Items listed in a dataset:
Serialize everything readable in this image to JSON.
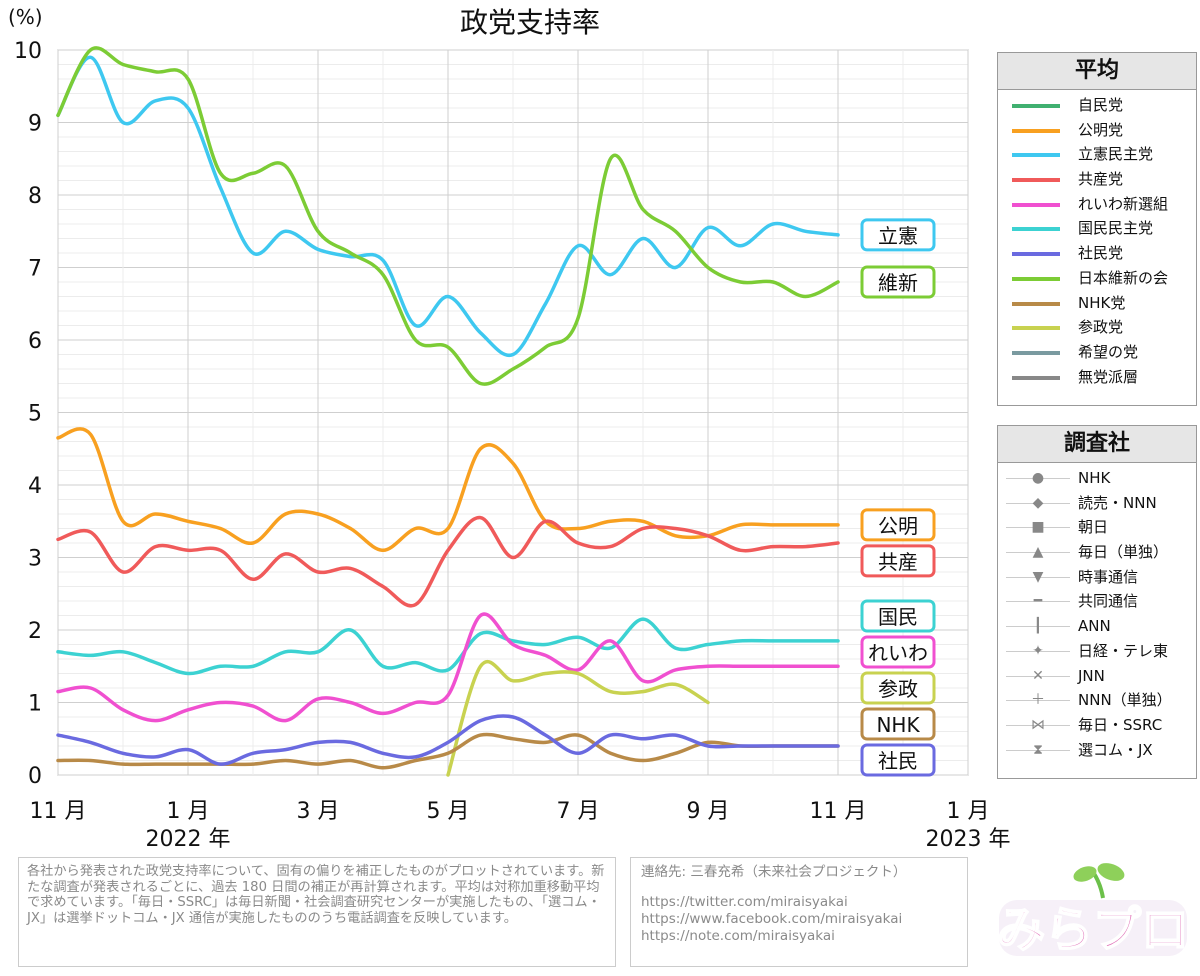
{
  "chart_data": {
    "type": "line",
    "title": "政党支持率",
    "ylabel": "(%)",
    "ylim": [
      0,
      10
    ],
    "yticks": [
      "0",
      "1",
      "2",
      "3",
      "4",
      "5",
      "6",
      "7",
      "8",
      "9",
      "10"
    ],
    "x_months": [
      "11 月",
      "1 月",
      "3 月",
      "5 月",
      "7 月",
      "9 月",
      "11 月",
      "1 月"
    ],
    "x_years": [
      "2022 年",
      "2023 年"
    ],
    "x": [
      0,
      0.5,
      1,
      1.5,
      2,
      2.5,
      3,
      3.5,
      4,
      4.5,
      5,
      5.5,
      6,
      6.5,
      7,
      7.5,
      8,
      8.5,
      9,
      9.5,
      10,
      10.5,
      11,
      11.5,
      12
    ],
    "grid": true,
    "series": [
      {
        "name": "立憲民主党",
        "color": "#3ec8f0",
        "tag": "立憲",
        "y": [
          9.1,
          9.9,
          9.0,
          9.3,
          9.2,
          8.1,
          7.2,
          7.5,
          7.25,
          7.15,
          7.1,
          6.2,
          6.6,
          6.1,
          5.8,
          6.5,
          7.3,
          6.9,
          7.4,
          7.0,
          7.55,
          7.3,
          7.6,
          7.5,
          7.45
        ]
      },
      {
        "name": "日本維新の会",
        "color": "#7ccc35",
        "tag": "維新",
        "y": [
          9.1,
          10.0,
          9.8,
          9.7,
          9.6,
          8.3,
          8.3,
          8.4,
          7.5,
          7.2,
          6.9,
          6.0,
          5.9,
          5.4,
          5.6,
          5.9,
          6.3,
          8.5,
          7.8,
          7.5,
          7.0,
          6.8,
          6.8,
          6.6,
          6.8
        ]
      },
      {
        "name": "公明党",
        "color": "#f8a020",
        "tag": "公明",
        "y": [
          4.65,
          4.7,
          3.5,
          3.6,
          3.5,
          3.4,
          3.2,
          3.6,
          3.6,
          3.4,
          3.1,
          3.4,
          3.4,
          4.5,
          4.3,
          3.5,
          3.4,
          3.5,
          3.5,
          3.3,
          3.3,
          3.45,
          3.45,
          3.45,
          3.45
        ]
      },
      {
        "name": "共産党",
        "color": "#f05a5a",
        "tag": "共産",
        "y": [
          3.25,
          3.35,
          2.8,
          3.15,
          3.1,
          3.1,
          2.7,
          3.05,
          2.8,
          2.85,
          2.6,
          2.35,
          3.1,
          3.55,
          3.0,
          3.5,
          3.2,
          3.15,
          3.4,
          3.4,
          3.3,
          3.1,
          3.15,
          3.15,
          3.2
        ]
      },
      {
        "name": "国民民主党",
        "color": "#3cd2d2",
        "tag": "国民",
        "y": [
          1.7,
          1.65,
          1.7,
          1.55,
          1.4,
          1.5,
          1.5,
          1.7,
          1.7,
          2.0,
          1.5,
          1.55,
          1.45,
          1.95,
          1.85,
          1.8,
          1.9,
          1.75,
          2.15,
          1.75,
          1.8,
          1.85,
          1.85,
          1.85,
          1.85
        ]
      },
      {
        "name": "れいわ新選組",
        "color": "#f050d0",
        "tag": "れいわ",
        "y": [
          1.15,
          1.2,
          0.9,
          0.75,
          0.9,
          1.0,
          0.95,
          0.75,
          1.05,
          1.0,
          0.85,
          1.0,
          1.1,
          2.2,
          1.8,
          1.65,
          1.45,
          1.85,
          1.3,
          1.45,
          1.5,
          1.5,
          1.5,
          1.5,
          1.5
        ]
      },
      {
        "name": "参政党",
        "color": "#c8d250",
        "tag": "参政",
        "y": [
          null,
          null,
          null,
          null,
          null,
          null,
          null,
          null,
          null,
          null,
          null,
          null,
          0.0,
          1.5,
          1.3,
          1.4,
          1.4,
          1.15,
          1.15,
          1.25,
          1.0,
          null,
          null,
          null,
          null
        ]
      },
      {
        "name": "NHK党",
        "color": "#b88a48",
        "tag": "NHK",
        "y": [
          0.2,
          0.2,
          0.15,
          0.15,
          0.15,
          0.15,
          0.15,
          0.2,
          0.15,
          0.2,
          0.1,
          0.2,
          0.3,
          0.55,
          0.5,
          0.45,
          0.55,
          0.3,
          0.2,
          0.3,
          0.45,
          0.4,
          0.4,
          0.4,
          0.4
        ]
      },
      {
        "name": "社民党",
        "color": "#6a6ae0",
        "tag": "社民",
        "y": [
          0.55,
          0.45,
          0.3,
          0.25,
          0.35,
          0.15,
          0.3,
          0.35,
          0.45,
          0.45,
          0.3,
          0.25,
          0.45,
          0.75,
          0.8,
          0.55,
          0.3,
          0.55,
          0.5,
          0.55,
          0.4,
          0.4,
          0.4,
          0.4,
          0.4
        ]
      }
    ]
  },
  "legend_avg": {
    "title": "平均",
    "items": [
      {
        "label": "自民党",
        "color": "#40b070"
      },
      {
        "label": "公明党",
        "color": "#f8a020"
      },
      {
        "label": "立憲民主党",
        "color": "#3ec8f0"
      },
      {
        "label": "共産党",
        "color": "#f05a5a"
      },
      {
        "label": "れいわ新選組",
        "color": "#f050d0"
      },
      {
        "label": "国民民主党",
        "color": "#3cd2d2"
      },
      {
        "label": "社民党",
        "color": "#6a6ae0"
      },
      {
        "label": "日本維新の会",
        "color": "#7ccc35"
      },
      {
        "label": "NHK党",
        "color": "#b88a48"
      },
      {
        "label": "参政党",
        "color": "#c8d250"
      },
      {
        "label": "希望の党",
        "color": "#7a9aa0"
      },
      {
        "label": "無党派層",
        "color": "#888888"
      }
    ]
  },
  "legend_pollster": {
    "title": "調査社",
    "items": [
      {
        "label": "NHK",
        "marker": "●"
      },
      {
        "label": "読売・NNN",
        "marker": "◆"
      },
      {
        "label": "朝日",
        "marker": "■"
      },
      {
        "label": "毎日（単独）",
        "marker": "▲"
      },
      {
        "label": "時事通信",
        "marker": "▼"
      },
      {
        "label": "共同通信",
        "marker": "━"
      },
      {
        "label": "ANN",
        "marker": "┃"
      },
      {
        "label": "日経・テレ東",
        "marker": "✦"
      },
      {
        "label": "JNN",
        "marker": "✕"
      },
      {
        "label": "NNN（単独）",
        "marker": "＋"
      },
      {
        "label": "毎日・SSRC",
        "marker": "⋈"
      },
      {
        "label": "選コム・JX",
        "marker": "⧗"
      }
    ]
  },
  "note": {
    "text": "各社から発表された政党支持率について、固有の偏りを補正したものがプロットされています。新たな調査が発表されるごとに、過去 180 日間の補正が再計算されます。平均は対称加重移動平均で求めています。「毎日・SSRC」は毎日新聞・社会調査研究センターが実施したもの、「選コム・JX」は選挙ドットコム・JX 通信が実施したもののうち電話調査を反映しています。"
  },
  "contact": {
    "label": "連絡先: 三春充希（未来社会プロジェクト）",
    "links": [
      "https://twitter.com/miraisyakai",
      "https://www.facebook.com/miraisyakai",
      "https://note.com/miraisyakai"
    ]
  },
  "logo": {
    "text": "みらプロ"
  }
}
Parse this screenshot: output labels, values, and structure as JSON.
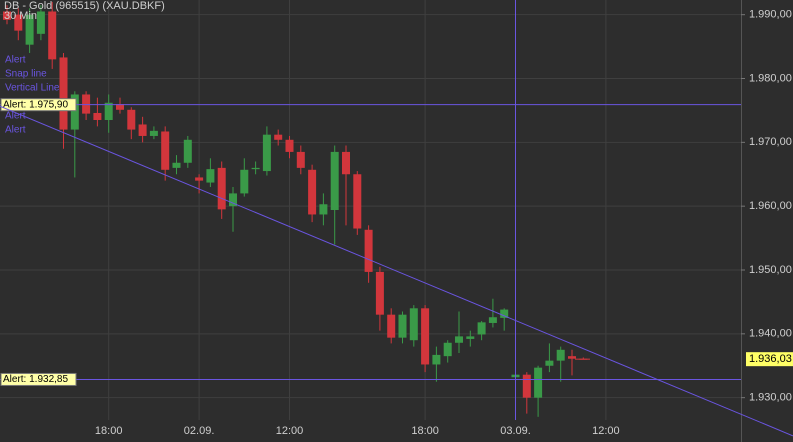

What is asked
Locate the word "miraisyakai" in the entries, and copy every line where it is found.

Result of this task
      "https://twitter.com/miraisyakai",
      "https://www.facebook.com/miraisyakai",
      "https://note.com/miraisyakai"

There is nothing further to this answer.